_EXERCISE OBJECTIVE_:
Return each line that holds the word "instructions".

_Dataset records_:
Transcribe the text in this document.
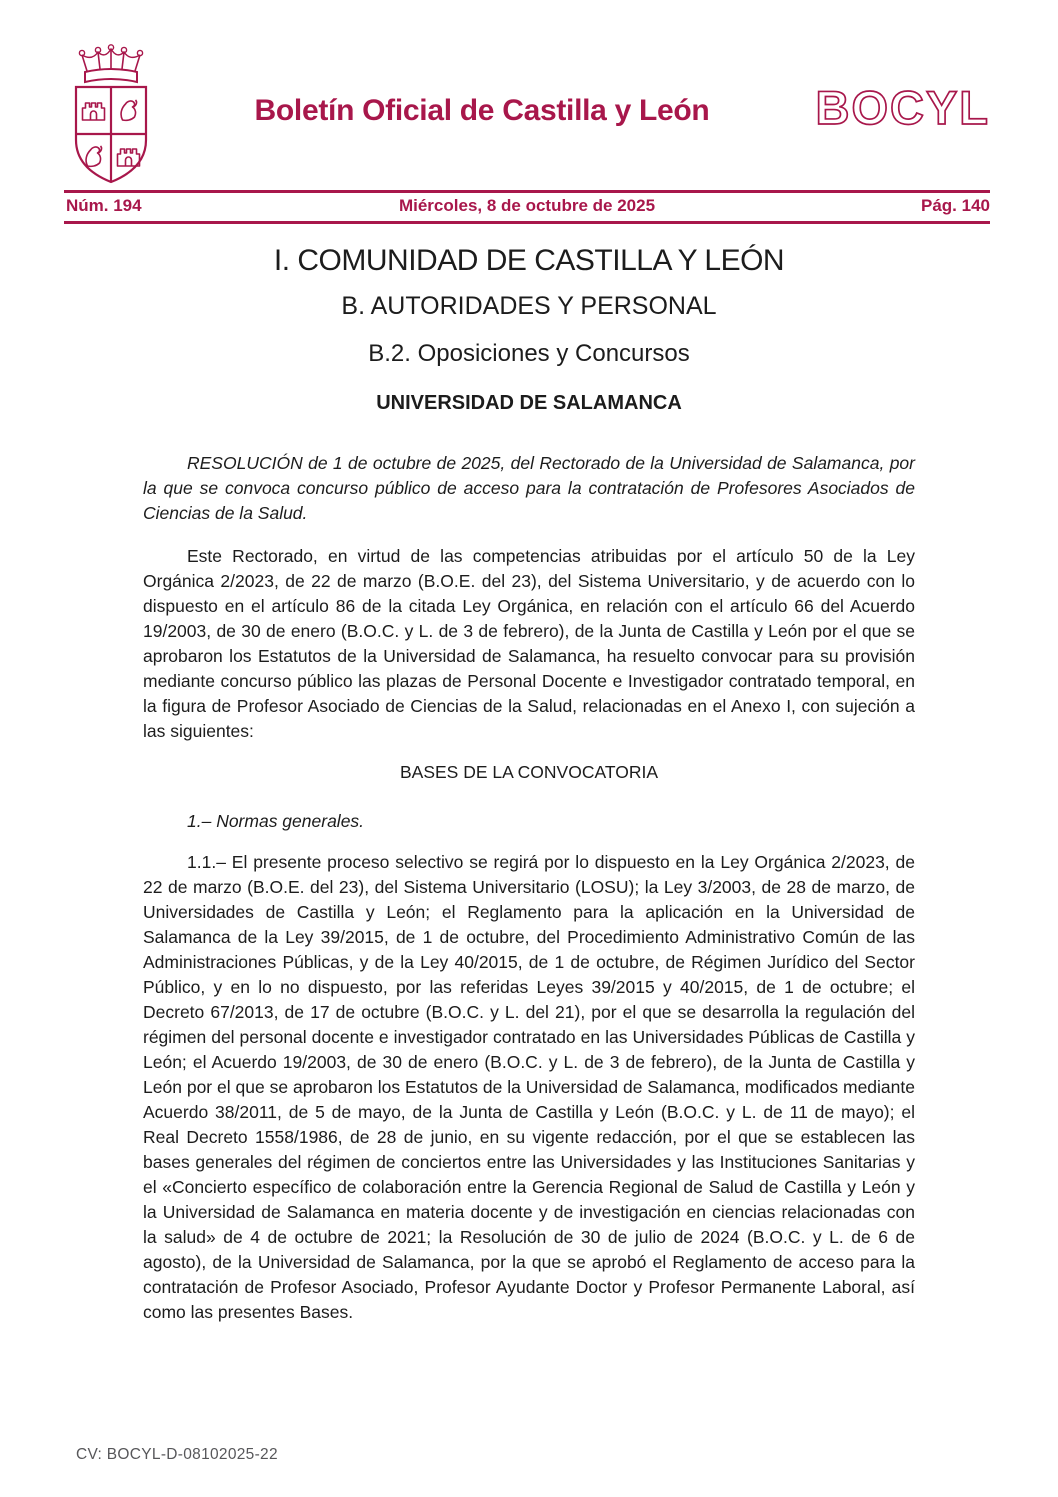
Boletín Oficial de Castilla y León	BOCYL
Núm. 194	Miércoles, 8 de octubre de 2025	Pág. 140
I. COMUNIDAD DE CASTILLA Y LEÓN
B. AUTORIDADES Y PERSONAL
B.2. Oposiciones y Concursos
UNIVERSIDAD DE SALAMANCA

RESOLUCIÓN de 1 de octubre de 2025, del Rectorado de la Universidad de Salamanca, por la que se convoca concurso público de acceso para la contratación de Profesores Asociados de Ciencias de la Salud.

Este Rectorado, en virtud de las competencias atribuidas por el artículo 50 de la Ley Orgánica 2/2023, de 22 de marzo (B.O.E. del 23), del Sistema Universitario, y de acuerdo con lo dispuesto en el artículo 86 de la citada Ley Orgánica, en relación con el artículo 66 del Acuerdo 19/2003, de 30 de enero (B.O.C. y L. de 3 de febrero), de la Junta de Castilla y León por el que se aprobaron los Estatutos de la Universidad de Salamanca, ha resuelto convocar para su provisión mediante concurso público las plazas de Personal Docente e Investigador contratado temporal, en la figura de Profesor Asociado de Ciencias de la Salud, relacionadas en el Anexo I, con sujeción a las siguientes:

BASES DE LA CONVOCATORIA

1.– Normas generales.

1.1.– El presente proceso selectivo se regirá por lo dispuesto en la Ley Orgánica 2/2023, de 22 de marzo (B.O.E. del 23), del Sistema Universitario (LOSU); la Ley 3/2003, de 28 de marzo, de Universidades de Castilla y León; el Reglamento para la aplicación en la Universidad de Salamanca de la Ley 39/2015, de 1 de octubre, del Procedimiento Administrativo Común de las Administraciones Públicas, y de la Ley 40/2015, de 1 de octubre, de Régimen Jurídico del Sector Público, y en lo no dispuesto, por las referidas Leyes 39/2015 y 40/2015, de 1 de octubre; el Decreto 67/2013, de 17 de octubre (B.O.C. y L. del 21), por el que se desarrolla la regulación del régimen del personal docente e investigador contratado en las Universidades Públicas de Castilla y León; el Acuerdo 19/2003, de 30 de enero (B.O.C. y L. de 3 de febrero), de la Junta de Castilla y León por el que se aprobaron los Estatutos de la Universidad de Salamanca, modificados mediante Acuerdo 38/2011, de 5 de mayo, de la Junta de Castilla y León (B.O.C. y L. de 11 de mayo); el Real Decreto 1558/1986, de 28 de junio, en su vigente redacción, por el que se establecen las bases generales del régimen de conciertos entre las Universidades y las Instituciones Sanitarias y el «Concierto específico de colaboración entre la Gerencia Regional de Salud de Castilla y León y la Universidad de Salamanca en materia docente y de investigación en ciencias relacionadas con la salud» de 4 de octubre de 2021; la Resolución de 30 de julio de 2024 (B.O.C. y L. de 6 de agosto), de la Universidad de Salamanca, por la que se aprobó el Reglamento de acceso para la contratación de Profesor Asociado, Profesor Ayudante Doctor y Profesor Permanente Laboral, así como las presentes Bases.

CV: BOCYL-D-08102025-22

--

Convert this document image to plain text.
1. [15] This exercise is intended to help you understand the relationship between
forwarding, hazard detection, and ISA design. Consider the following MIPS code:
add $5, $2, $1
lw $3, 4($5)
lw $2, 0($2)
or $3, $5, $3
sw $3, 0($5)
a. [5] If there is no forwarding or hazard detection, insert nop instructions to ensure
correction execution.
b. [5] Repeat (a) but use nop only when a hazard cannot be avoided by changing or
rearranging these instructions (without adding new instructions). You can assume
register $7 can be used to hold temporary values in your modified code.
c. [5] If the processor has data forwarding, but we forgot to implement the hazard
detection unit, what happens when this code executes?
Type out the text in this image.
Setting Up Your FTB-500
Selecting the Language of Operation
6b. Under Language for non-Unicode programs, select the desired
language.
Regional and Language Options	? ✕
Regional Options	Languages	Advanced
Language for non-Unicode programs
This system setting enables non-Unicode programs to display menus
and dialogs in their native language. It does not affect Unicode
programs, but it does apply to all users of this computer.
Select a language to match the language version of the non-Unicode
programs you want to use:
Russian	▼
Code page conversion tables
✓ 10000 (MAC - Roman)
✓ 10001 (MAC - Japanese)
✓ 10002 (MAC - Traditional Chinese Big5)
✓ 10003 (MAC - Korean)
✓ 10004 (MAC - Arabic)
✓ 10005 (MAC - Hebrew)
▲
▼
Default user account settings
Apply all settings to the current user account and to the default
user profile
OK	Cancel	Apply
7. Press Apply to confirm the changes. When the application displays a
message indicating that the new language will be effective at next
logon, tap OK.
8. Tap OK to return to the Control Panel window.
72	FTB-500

==

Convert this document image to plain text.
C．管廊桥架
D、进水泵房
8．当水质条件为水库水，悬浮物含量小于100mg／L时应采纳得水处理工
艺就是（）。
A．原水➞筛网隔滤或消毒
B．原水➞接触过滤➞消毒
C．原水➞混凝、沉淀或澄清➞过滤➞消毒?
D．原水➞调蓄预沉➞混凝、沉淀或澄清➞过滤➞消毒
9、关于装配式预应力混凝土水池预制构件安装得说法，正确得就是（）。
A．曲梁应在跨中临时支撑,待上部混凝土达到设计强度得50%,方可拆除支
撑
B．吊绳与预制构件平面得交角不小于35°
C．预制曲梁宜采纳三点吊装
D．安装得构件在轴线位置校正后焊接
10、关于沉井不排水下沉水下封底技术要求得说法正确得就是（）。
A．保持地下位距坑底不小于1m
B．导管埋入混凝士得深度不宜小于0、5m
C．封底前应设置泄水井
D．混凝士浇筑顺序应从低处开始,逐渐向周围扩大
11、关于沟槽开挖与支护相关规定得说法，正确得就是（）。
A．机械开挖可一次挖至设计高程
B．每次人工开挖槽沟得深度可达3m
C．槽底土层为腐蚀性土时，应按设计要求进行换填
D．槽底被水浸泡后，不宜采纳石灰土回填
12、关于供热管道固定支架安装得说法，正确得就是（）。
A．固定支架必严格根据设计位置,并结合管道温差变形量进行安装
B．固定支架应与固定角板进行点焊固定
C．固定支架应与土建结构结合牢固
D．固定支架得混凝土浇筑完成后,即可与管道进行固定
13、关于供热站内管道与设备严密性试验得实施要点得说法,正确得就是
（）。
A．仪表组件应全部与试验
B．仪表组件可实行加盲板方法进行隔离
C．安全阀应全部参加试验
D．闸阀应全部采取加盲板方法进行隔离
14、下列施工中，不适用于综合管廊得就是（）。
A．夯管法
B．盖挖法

_RESULT_:
a. [5] If there is no forwarding or hazard detection, insert nop instructions to ensure
rearranging these instructions (without adding new instructions). You can assume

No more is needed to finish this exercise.